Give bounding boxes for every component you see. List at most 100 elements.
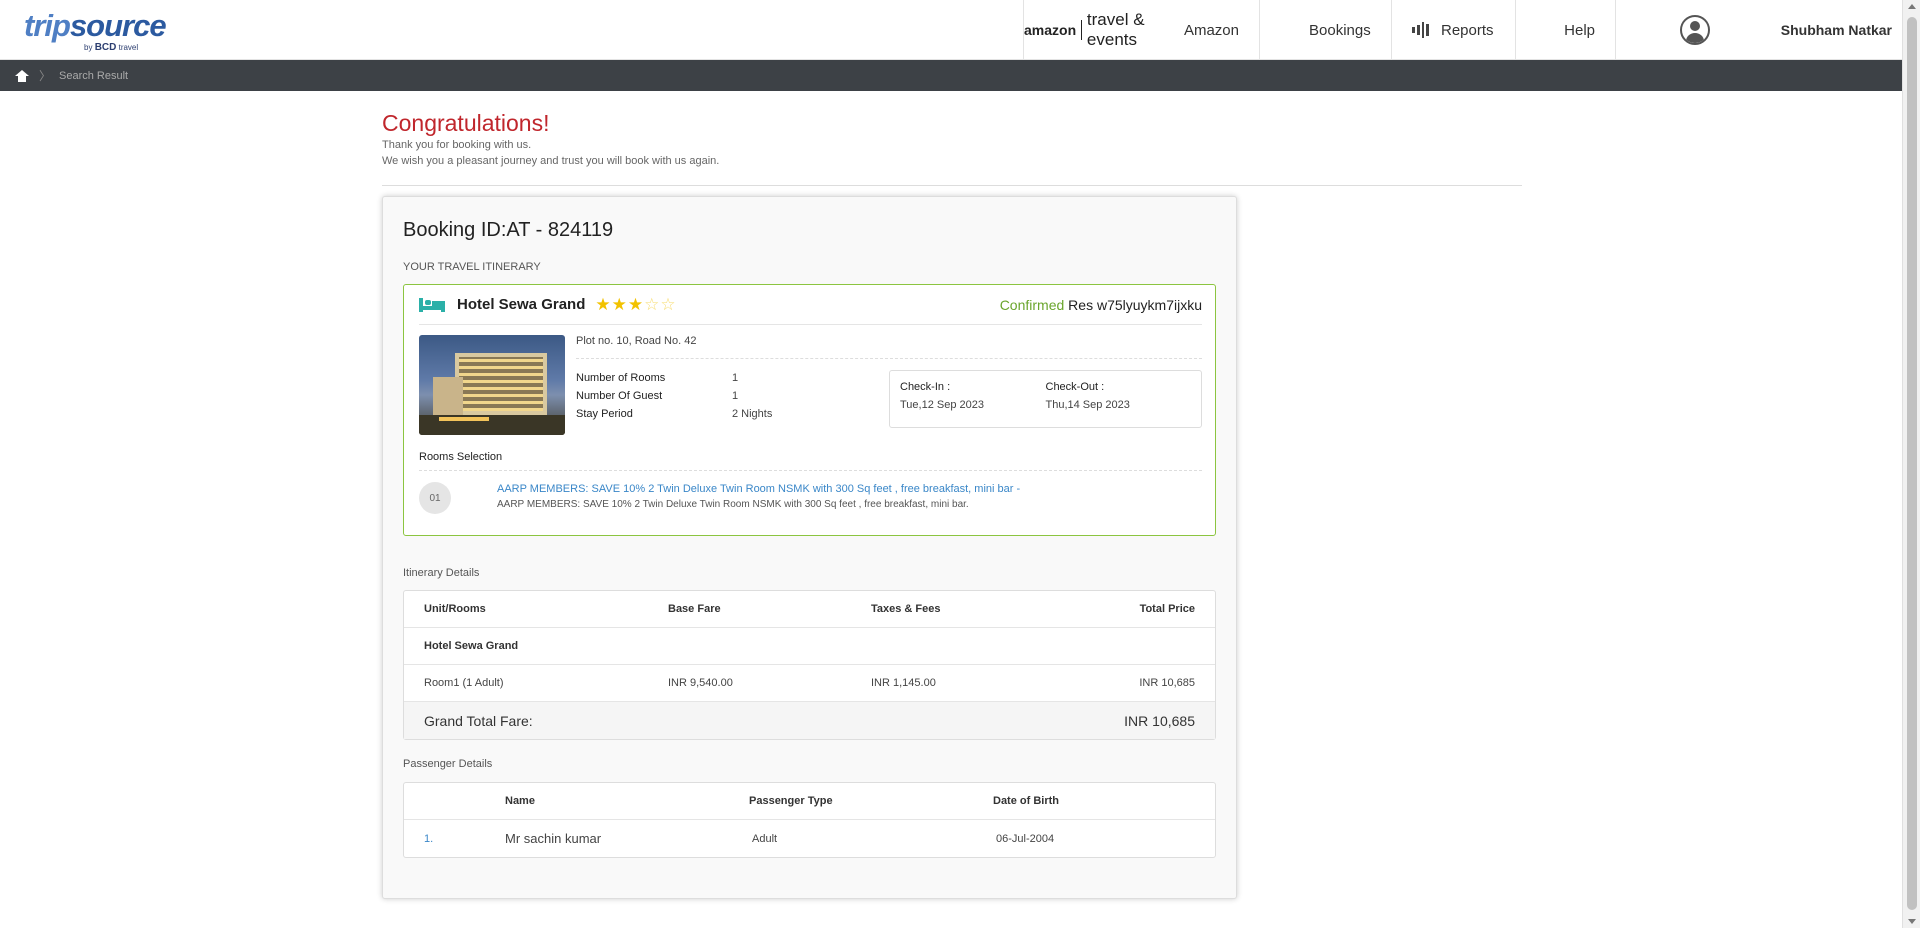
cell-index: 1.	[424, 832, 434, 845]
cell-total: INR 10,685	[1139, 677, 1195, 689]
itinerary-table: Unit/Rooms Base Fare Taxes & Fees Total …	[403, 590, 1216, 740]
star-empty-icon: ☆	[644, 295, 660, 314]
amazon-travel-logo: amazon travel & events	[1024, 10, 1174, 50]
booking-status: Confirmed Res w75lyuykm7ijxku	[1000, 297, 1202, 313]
-------------------------
Duplicate the rows above line for line, without the picture.

RESPONSE TO THIS TASK:
Give bounding boxes for every component you see. List at most 100 elements.
cell-index: 1.	[424, 832, 434, 845]
cell-total: INR 10,685	[1139, 677, 1195, 689]
itinerary-table: Unit/Rooms Base Fare Taxes & Fees Total …	[403, 590, 1216, 740]
star-empty-icon: ☆	[644, 295, 660, 314]
amazon-travel-logo: amazon travel & events	[1024, 10, 1174, 50]
booking-status: Confirmed Res w75lyuykm7ijxku	[1000, 297, 1202, 313]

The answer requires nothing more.